WHAT YOU WILL DO:
Write the data out again in full, with no departure from the original.

Records from a collection
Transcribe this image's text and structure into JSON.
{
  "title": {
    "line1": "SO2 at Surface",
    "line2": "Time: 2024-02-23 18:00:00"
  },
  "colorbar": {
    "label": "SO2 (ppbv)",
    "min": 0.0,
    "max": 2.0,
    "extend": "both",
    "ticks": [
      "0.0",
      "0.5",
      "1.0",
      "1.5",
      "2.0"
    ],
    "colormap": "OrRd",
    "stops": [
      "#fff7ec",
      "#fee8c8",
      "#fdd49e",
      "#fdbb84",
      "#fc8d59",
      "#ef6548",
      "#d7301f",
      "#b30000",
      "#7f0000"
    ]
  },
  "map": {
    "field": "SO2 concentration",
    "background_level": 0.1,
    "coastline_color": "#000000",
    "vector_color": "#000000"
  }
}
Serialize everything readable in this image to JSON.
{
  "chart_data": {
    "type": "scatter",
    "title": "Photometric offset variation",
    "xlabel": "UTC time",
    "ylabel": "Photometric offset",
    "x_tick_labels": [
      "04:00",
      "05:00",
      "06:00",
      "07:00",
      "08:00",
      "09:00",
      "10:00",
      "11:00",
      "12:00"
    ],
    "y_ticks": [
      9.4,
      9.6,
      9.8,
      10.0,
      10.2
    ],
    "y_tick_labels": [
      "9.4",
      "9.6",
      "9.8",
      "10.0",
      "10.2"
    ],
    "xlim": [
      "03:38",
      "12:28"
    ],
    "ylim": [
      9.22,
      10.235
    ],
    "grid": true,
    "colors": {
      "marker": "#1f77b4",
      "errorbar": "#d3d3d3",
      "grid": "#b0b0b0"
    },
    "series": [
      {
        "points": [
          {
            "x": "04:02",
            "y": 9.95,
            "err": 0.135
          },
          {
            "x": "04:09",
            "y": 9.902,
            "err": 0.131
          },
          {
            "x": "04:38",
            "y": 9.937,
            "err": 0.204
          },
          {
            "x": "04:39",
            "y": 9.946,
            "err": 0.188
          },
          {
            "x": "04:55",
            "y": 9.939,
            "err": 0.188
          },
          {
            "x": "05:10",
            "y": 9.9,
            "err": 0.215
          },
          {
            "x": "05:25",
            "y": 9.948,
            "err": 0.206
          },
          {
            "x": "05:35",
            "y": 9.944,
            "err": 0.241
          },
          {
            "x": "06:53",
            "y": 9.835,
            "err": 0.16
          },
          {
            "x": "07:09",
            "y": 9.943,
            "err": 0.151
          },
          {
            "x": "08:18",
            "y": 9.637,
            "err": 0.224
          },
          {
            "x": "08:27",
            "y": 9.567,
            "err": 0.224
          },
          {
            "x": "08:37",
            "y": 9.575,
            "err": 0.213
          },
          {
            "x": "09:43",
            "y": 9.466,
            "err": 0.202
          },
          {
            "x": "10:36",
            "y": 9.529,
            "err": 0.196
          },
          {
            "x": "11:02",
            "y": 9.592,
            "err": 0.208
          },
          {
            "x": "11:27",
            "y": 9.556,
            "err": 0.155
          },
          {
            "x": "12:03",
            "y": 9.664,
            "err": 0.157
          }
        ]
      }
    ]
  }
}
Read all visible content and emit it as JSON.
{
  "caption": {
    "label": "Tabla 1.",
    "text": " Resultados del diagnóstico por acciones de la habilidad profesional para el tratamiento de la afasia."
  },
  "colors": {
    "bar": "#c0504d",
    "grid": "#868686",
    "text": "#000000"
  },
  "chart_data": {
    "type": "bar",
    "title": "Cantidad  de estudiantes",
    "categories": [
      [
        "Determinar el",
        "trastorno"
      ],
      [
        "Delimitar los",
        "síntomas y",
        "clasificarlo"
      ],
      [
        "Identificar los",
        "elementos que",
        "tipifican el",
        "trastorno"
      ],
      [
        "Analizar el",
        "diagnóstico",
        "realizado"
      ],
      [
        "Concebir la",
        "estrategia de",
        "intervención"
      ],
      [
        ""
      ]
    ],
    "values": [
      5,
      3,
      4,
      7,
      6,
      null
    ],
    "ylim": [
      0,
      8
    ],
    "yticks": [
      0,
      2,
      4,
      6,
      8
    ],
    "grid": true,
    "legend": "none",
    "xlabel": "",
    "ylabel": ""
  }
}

RESPONSE FOR THIS EXERCISE:
Transcribe this image's text and structure into JSON.
{
  "title": {
    "line1": "SO2 at Surface",
    "line2": "Time: 2024-02-23 18:00:00"
  },
  "colorbar": {
    "label": "SO2 (ppbv)",
    "min": 0.0,
    "max": 2.0,
    "extend": "both",
    "ticks": [
      "0.0",
      "0.5",
      "1.0",
      "1.5",
      "2.0"
    ],
    "colormap": "OrRd",
    "stops": [
      "#fff7ec",
      "#fee8c8",
      "#fdd49e",
      "#fdbb84",
      "#fc8d59",
      "#ef6548",
      "#d7301f",
      "#b30000",
      "#7f0000"
    ]
  },
  "map": {
    "field": "SO2 concentration",
    "background_level": 0.1,
    "coastline_color": "#000000",
    "vector_color": "#000000"
  }
}
Serialize everything readable in this image to JSON.
{
  "chart_data": {
    "type": "scatter",
    "title": "Photometric offset variation",
    "xlabel": "UTC time",
    "ylabel": "Photometric offset",
    "x_tick_labels": [
      "04:00",
      "05:00",
      "06:00",
      "07:00",
      "08:00",
      "09:00",
      "10:00",
      "11:00",
      "12:00"
    ],
    "y_ticks": [
      9.4,
      9.6,
      9.8,
      10.0,
      10.2
    ],
    "y_tick_labels": [
      "9.4",
      "9.6",
      "9.8",
      "10.0",
      "10.2"
    ],
    "xlim": [
      "03:38",
      "12:28"
    ],
    "ylim": [
      9.22,
      10.235
    ],
    "grid": true,
    "colors": {
      "marker": "#1f77b4",
      "errorbar": "#d3d3d3",
      "grid": "#b0b0b0"
    },
    "series": [
      {
        "points": [
          {
            "x": "04:02",
            "y": 9.95,
            "err": 0.135
          },
          {
            "x": "04:09",
            "y": 9.902,
            "err": 0.131
          },
          {
            "x": "04:38",
            "y": 9.937,
            "err": 0.204
          },
          {
            "x": "04:39",
            "y": 9.946,
            "err": 0.188
          },
          {
            "x": "04:55",
            "y": 9.939,
            "err": 0.188
          },
          {
            "x": "05:10",
            "y": 9.9,
            "err": 0.215
          },
          {
            "x": "05:25",
            "y": 9.948,
            "err": 0.206
          },
          {
            "x": "05:35",
            "y": 9.944,
            "err": 0.241
          },
          {
            "x": "06:53",
            "y": 9.835,
            "err": 0.16
          },
          {
            "x": "07:09",
            "y": 9.943,
            "err": 0.151
          },
          {
            "x": "08:18",
            "y": 9.637,
            "err": 0.224
          },
          {
            "x": "08:27",
            "y": 9.567,
            "err": 0.224
          },
          {
            "x": "08:37",
            "y": 9.575,
            "err": 0.213
          },
          {
            "x": "09:43",
            "y": 9.466,
            "err": 0.202
          },
          {
            "x": "10:36",
            "y": 9.529,
            "err": 0.196
          },
          {
            "x": "11:02",
            "y": 9.592,
            "err": 0.208
          },
          {
            "x": "11:27",
            "y": 9.556,
            "err": 0.155
          },
          {
            "x": "12:03",
            "y": 9.664,
            "err": 0.157
          }
        ]
      }
    ]
  }
}
Read all visible content and emit it as JSON.
{
  "caption": {
    "label": "Tabla 1.",
    "text": " Resultados del diagnóstico por acciones de la habilidad profesional para el tratamiento de la afasia."
  },
  "colors": {
    "bar": "#c0504d",
    "grid": "#868686",
    "text": "#000000"
  },
  "chart_data": {
    "type": "bar",
    "title": "Cantidad  de estudiantes",
    "categories": [
      [
        "Determinar el",
        "trastorno"
      ],
      [
        "Delimitar los",
        "síntomas y",
        "clasificarlo"
      ],
      [
        "Identificar los",
        "elementos que",
        "tipifican el",
        "trastorno"
      ],
      [
        "Analizar el",
        "diagnóstico",
        "realizado"
      ],
      [
        "Concebir la",
        "estrategia de",
        "intervención"
      ],
      [
        ""
      ]
    ],
    "values": [
      5,
      3,
      4,
      7,
      6,
      null
    ],
    "ylim": [
      0,
      8
    ],
    "yticks": [
      0,
      2,
      4,
      6,
      8
    ],
    "grid": true,
    "legend": "none",
    "xlabel": "",
    "ylabel": ""
  }
}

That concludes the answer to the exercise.